= GIVEN TASK 1 =
In the thread about tracking duplicate strings, how much faster have people reported Murmur3_128 to be than MD5 on a 64-bit machine?
= GIVEN TASK 2 =
From the thread about tracking duplicate strings, duplicate the part starting with "I am dealing" and going on through "runs much slower.".

= TEXT PROVIDED =
>> begin
I often keep track of duplicates with something like this:
processed = set()
for big_string in strings_generator:
if big_string not in processed:
processed.add(big_string)
process(big_string)
I am dealing with massive amounts of data so don't want to maintain the processed set in memory. I have a version that uses sqlite to store the data on disk, but then this process runs much slower.
To cut down on memory use what do you think of using hashes like this:
processed = set()
for big_string in string_generator:
key = hash(big_string)
if key not in ignored:
processed.add(key)
process(big_string)
The drawback is I could lose data through occasional hash collisions.
1 collision in 1 billion hashes would not be a problem for my use.
I tried the md5 hash but found generating the hashes became a bottleneck.
What would you suggest instead?

I'm going to assume you are hashing web pages. You have to hash at most 55 billion web pages (and that measure almost certainly overlooks some overlap).
You are willing to accept a less than one in a billion chance of collision, which means that if we look at a hash function which number of collisions is close to what we would get if the hash was truly random[ˆ1], we want a hash range of size (55*10ˆ9)*10ˆ9. That is log2((55*10ˆ9)*10ˆ9) = 66 bits.
[ˆ1]: since the hash can be considered to be chosen at random for this purpose,
p(collision) = (occupied range)/(total range)
Since there is a speed issue, but no real cryptographic concern, we can use a > 66-bits non-cryptographic hash with the nice collision distribution property outlined above.
It looks like we are looking for the 128-bit version of the Murmur3 hash. People have been reporting speed increases upwards of 12x comparing Murmur3_128 to MD5 on a 64-bit machine. You can use this library to do your speed tests. See also this related answer, which:
shows speed test results in the range of python's str_hash, which speed you have already deemed acceptable elsewhere – though python's hash is a 32-bit hash leaving you only 2ˆ32/(10ˆ9) (that is only 4) values stored with a less than one in a billion chance of collision.
spawned a library of python bindings that you should be able to use directly.
Finally, I hope to have outlined the reasoning that could allow you to compare with other functions of varied size should you feel the need for it (e.g. if you up your collision tolerance, if the size of your indexed set is smaller than the whole Internet, etc, ...).

You have to decide which is more important: space or time.
If time, then you need to create unique representations of your large_item which take as little space as possible (probably some str value) that is easy (i.e. quick) to calculate and will not have collisions, and store them in a set.
If space, find the quickest disk-backed solution you can and store the smallest possible unique value that will identify a large_item.
So either way, you want small unique identifiers -- depending on the nature of large_item this may be a big win, or not possible.
Update
they are strings of html content
Perhaps a hybrid solution then: Keep a set in memory of the normal Python hash, while also keeping the actual html content on disk, keyed by that hash; when you check to see if the current large_item is in the set and get a positive, double-check with the disk-backed solution to see if it's a real hit or not, then skip or process as appropriate. Something like this:
import dbf
on_disk = dbf.Table('/tmp/processed_items', 'hash N(17,0); value M')
index = on_disk.create_index(lambda rec: rec.hash)
fast_check = set()
def slow_check(hashed, item):
matches = on_disk.search((hashed,))
>> end
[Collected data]
>> begin
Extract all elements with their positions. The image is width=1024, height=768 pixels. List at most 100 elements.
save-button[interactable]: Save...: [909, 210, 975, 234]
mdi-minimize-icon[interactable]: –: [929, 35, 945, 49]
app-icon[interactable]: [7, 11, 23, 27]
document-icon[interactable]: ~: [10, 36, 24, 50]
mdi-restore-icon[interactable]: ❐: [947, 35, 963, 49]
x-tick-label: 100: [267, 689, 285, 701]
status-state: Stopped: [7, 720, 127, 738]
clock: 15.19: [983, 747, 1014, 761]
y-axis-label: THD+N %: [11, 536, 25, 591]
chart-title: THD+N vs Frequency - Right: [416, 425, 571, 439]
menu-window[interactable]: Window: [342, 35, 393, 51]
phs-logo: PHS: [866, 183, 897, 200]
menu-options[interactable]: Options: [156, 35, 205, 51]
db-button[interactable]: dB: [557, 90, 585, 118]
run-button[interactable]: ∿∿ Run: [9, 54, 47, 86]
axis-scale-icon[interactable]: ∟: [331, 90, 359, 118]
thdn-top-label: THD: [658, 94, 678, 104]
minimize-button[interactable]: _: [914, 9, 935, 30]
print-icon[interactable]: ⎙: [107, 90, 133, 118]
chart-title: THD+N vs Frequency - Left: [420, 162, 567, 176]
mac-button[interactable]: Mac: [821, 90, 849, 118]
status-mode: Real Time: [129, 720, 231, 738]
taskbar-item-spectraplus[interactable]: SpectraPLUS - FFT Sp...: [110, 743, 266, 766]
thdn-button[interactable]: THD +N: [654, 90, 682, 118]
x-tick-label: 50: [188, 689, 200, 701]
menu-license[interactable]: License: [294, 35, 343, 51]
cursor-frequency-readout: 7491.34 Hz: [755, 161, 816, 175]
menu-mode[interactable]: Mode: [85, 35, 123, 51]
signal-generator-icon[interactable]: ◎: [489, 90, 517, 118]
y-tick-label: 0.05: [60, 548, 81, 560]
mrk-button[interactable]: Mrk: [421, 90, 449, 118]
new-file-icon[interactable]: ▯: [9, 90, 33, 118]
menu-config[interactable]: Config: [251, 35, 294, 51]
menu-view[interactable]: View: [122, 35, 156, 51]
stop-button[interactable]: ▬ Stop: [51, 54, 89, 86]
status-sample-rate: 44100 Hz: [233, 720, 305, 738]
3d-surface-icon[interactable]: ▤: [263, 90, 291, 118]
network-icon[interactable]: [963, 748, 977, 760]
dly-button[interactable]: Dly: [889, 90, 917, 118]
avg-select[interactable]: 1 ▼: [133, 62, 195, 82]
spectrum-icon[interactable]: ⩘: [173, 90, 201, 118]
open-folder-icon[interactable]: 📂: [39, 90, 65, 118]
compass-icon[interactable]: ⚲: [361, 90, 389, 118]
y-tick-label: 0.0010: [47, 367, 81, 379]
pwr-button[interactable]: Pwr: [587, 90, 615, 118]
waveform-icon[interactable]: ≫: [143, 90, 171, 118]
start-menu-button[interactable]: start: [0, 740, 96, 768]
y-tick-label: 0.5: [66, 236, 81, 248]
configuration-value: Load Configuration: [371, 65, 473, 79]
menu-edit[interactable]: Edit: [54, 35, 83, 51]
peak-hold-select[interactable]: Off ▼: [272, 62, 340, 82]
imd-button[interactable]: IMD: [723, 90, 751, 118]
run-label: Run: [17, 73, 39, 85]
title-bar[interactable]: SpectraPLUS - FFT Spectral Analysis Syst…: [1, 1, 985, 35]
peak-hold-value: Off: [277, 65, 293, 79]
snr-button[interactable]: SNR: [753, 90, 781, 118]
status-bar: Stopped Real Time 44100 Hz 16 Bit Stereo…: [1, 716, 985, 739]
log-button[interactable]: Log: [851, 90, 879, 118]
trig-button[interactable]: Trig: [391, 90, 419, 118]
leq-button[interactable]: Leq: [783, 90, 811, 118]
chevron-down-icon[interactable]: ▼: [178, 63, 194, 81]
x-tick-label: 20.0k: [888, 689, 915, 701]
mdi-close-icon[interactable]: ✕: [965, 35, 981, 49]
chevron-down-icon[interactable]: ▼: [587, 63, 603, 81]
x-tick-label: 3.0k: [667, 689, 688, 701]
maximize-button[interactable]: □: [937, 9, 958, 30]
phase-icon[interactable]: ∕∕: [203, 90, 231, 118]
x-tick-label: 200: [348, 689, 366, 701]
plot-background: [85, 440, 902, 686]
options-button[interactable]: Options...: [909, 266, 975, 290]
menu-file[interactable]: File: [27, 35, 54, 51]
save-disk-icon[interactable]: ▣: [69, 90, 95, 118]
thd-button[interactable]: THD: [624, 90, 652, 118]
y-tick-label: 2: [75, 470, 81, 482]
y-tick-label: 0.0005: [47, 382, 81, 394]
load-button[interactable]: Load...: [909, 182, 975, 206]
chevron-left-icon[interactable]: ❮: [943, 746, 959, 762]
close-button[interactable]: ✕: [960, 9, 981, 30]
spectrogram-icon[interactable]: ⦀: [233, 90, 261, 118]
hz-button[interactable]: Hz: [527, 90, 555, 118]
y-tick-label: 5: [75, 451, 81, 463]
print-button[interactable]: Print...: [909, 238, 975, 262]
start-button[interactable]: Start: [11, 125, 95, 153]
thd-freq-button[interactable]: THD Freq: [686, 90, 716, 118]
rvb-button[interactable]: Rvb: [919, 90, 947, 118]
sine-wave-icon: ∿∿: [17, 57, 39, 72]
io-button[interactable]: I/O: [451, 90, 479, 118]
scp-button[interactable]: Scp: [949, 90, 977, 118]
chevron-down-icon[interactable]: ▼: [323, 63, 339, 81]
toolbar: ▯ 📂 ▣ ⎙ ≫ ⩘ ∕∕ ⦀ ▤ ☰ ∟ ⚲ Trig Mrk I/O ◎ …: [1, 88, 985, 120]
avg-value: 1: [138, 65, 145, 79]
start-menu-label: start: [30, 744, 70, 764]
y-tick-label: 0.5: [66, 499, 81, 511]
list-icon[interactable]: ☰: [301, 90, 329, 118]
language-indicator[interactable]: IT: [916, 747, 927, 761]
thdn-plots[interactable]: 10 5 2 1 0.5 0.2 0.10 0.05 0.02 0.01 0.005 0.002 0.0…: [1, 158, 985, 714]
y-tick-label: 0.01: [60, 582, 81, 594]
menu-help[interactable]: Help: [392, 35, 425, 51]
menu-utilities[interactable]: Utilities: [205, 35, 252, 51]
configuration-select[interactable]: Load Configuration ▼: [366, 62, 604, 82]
>> end
= WRITTEN RESPONSE 1 =
Upwards of 12x faster.

= WRITTEN RESPONSE 2 =
I am dealing with massive amounts of data so don't want to maintain the processed set in memory. I have a version that uses sqlite to store the data on disk, but then this process runs much slower.